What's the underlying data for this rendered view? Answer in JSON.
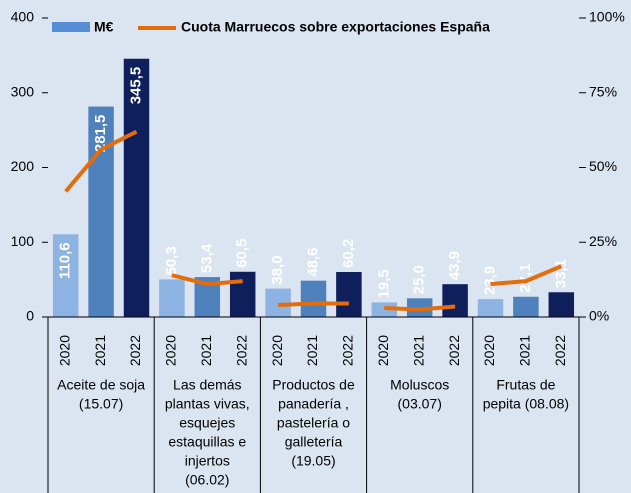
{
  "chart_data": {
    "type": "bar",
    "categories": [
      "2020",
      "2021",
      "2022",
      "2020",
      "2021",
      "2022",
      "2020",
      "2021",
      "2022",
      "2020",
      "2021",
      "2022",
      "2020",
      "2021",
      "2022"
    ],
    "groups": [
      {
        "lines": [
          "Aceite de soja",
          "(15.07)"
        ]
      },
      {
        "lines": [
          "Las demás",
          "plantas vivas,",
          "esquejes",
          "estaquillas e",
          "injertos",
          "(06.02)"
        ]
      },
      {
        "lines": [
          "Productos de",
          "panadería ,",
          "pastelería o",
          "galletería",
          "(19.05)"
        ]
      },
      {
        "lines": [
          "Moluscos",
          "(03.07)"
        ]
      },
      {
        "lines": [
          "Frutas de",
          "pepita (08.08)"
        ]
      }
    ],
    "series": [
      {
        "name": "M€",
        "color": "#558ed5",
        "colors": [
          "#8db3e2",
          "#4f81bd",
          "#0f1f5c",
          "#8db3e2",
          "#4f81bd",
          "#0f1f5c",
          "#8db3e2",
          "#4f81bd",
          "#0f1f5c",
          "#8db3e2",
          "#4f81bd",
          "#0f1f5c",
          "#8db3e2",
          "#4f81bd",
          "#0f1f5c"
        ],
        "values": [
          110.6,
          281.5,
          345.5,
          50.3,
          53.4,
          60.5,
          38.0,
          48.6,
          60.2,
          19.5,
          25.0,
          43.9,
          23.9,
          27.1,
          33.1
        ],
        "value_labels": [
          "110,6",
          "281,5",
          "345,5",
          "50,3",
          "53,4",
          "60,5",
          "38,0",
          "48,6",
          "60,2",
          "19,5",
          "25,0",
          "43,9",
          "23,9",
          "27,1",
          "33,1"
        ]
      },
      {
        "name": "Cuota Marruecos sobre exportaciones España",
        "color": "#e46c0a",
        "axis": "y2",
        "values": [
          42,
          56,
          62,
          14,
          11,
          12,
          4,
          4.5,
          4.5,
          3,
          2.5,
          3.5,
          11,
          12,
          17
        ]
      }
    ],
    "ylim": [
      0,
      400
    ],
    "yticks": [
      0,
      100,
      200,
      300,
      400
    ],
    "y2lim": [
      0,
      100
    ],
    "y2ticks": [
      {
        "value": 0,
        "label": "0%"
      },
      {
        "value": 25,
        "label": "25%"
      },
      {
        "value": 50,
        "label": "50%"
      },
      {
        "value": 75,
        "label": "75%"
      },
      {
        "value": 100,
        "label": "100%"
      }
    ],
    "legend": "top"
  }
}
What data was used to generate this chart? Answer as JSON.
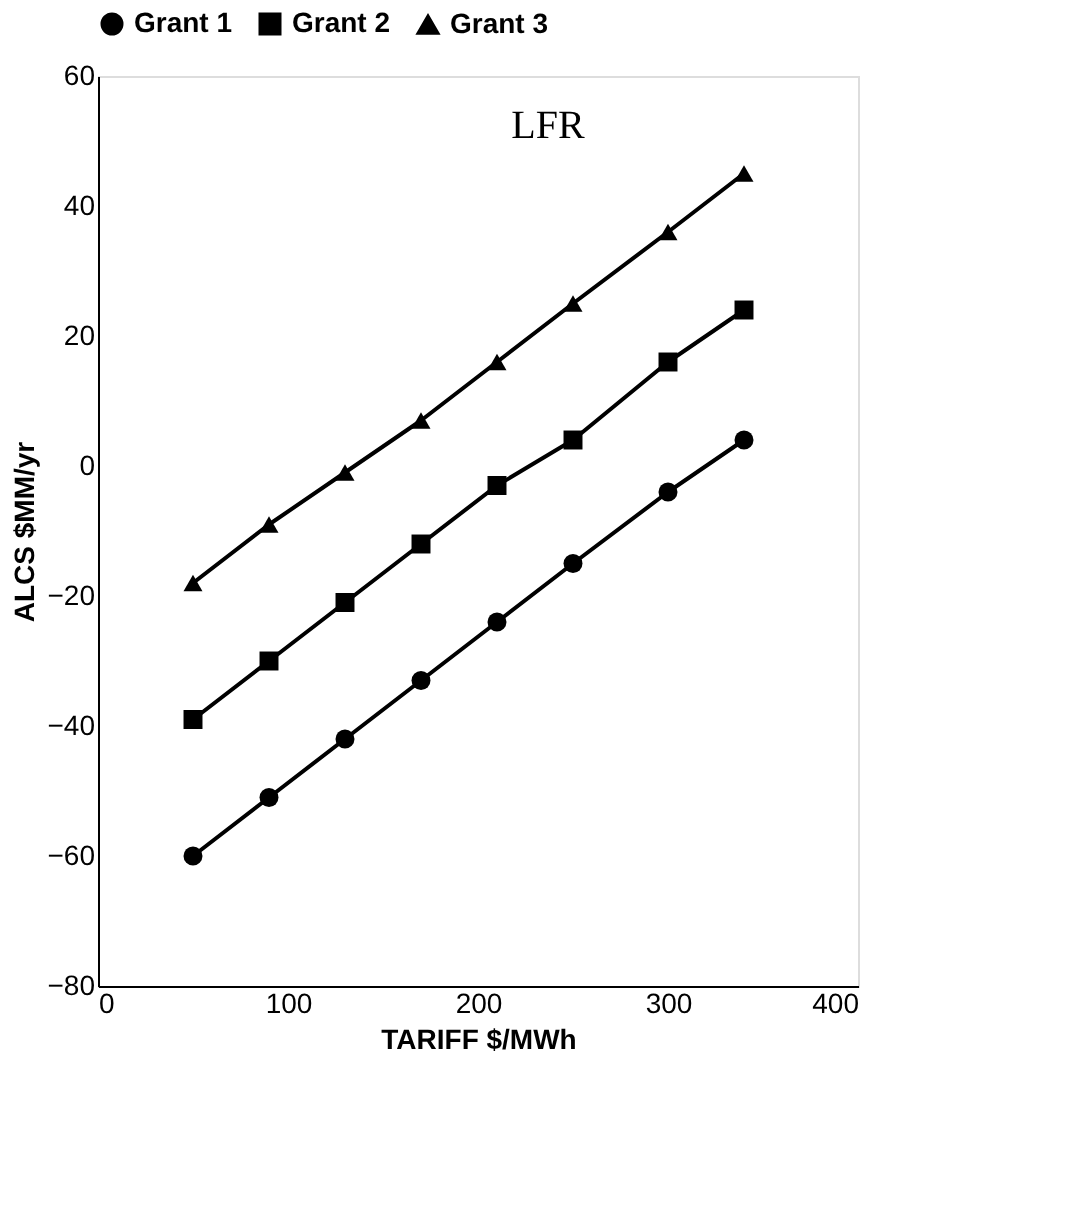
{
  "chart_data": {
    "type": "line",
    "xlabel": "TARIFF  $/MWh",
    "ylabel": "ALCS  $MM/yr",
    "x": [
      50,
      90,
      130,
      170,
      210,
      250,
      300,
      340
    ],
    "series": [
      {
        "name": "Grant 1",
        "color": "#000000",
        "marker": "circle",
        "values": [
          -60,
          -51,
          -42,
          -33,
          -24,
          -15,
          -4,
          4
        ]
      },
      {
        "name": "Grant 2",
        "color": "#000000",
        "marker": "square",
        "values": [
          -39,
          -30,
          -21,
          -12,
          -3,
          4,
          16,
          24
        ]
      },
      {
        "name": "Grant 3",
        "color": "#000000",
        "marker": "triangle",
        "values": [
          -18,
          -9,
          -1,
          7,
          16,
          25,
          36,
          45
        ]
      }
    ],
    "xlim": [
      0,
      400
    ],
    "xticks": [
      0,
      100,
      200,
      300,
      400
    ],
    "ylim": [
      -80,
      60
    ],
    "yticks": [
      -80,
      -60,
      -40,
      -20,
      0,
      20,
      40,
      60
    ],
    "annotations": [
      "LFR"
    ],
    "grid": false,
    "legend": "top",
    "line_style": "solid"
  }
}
━━━━━━━━━━
# PROBLEM DETAILS:
Images should not appear in the copy; retype the listing above exactly.

# WRITTEN ANSWER:
What's the underlying data for this rendered view? Answer in JSON.
{
  "chart_data": {
    "type": "bar",
    "categories": [
      "2020",
      "2021",
      "2022",
      "2020",
      "2021",
      "2022",
      "2020",
      "2021",
      "2022",
      "2020",
      "2021",
      "2022",
      "2020",
      "2021",
      "2022"
    ],
    "groups": [
      {
        "lines": [
          "Aceite de soja",
          "(15.07)"
        ]
      },
      {
        "lines": [
          "Las demás",
          "plantas vivas,",
          "esquejes",
          "estaquillas e",
          "injertos",
          "(06.02)"
        ]
      },
      {
        "lines": [
          "Productos de",
          "panadería ,",
          "pastelería o",
          "galletería",
          "(19.05)"
        ]
      },
      {
        "lines": [
          "Moluscos",
          "(03.07)"
        ]
      },
      {
        "lines": [
          "Frutas de",
          "pepita (08.08)"
        ]
      }
    ],
    "series": [
      {
        "name": "M€",
        "color": "#558ed5",
        "colors": [
          "#8db3e2",
          "#4f81bd",
          "#0f1f5c",
          "#8db3e2",
          "#4f81bd",
          "#0f1f5c",
          "#8db3e2",
          "#4f81bd",
          "#0f1f5c",
          "#8db3e2",
          "#4f81bd",
          "#0f1f5c",
          "#8db3e2",
          "#4f81bd",
          "#0f1f5c"
        ],
        "values": [
          110.6,
          281.5,
          345.5,
          50.3,
          53.4,
          60.5,
          38.0,
          48.6,
          60.2,
          19.5,
          25.0,
          43.9,
          23.9,
          27.1,
          33.1
        ],
        "value_labels": [
          "110,6",
          "281,5",
          "345,5",
          "50,3",
          "53,4",
          "60,5",
          "38,0",
          "48,6",
          "60,2",
          "19,5",
          "25,0",
          "43,9",
          "23,9",
          "27,1",
          "33,1"
        ]
      },
      {
        "name": "Cuota Marruecos sobre exportaciones España",
        "color": "#e46c0a",
        "axis": "y2",
        "values": [
          42,
          56,
          62,
          14,
          11,
          12,
          4,
          4.5,
          4.5,
          3,
          2.5,
          3.5,
          11,
          12,
          17
        ]
      }
    ],
    "ylim": [
      0,
      400
    ],
    "yticks": [
      0,
      100,
      200,
      300,
      400
    ],
    "y2lim": [
      0,
      100
    ],
    "y2ticks": [
      {
        "value": 0,
        "label": "0%"
      },
      {
        "value": 25,
        "label": "25%"
      },
      {
        "value": 50,
        "label": "50%"
      },
      {
        "value": 75,
        "label": "75%"
      },
      {
        "value": 100,
        "label": "100%"
      }
    ],
    "legend": "top"
  }
}
What data was used to generate this chart? Answer as JSON.
{
  "chart_data": {
    "type": "line",
    "xlabel": "TARIFF  $/MWh",
    "ylabel": "ALCS  $MM/yr",
    "x": [
      50,
      90,
      130,
      170,
      210,
      250,
      300,
      340
    ],
    "series": [
      {
        "name": "Grant 1",
        "color": "#000000",
        "marker": "circle",
        "values": [
          -60,
          -51,
          -42,
          -33,
          -24,
          -15,
          -4,
          4
        ]
      },
      {
        "name": "Grant 2",
        "color": "#000000",
        "marker": "square",
        "values": [
          -39,
          -30,
          -21,
          -12,
          -3,
          4,
          16,
          24
        ]
      },
      {
        "name": "Grant 3",
        "color": "#000000",
        "marker": "triangle",
        "values": [
          -18,
          -9,
          -1,
          7,
          16,
          25,
          36,
          45
        ]
      }
    ],
    "xlim": [
      0,
      400
    ],
    "xticks": [
      0,
      100,
      200,
      300,
      400
    ],
    "ylim": [
      -80,
      60
    ],
    "yticks": [
      -80,
      -60,
      -40,
      -20,
      0,
      20,
      40,
      60
    ],
    "annotations": [
      "LFR"
    ],
    "grid": false,
    "legend": "top",
    "line_style": "solid"
  }
}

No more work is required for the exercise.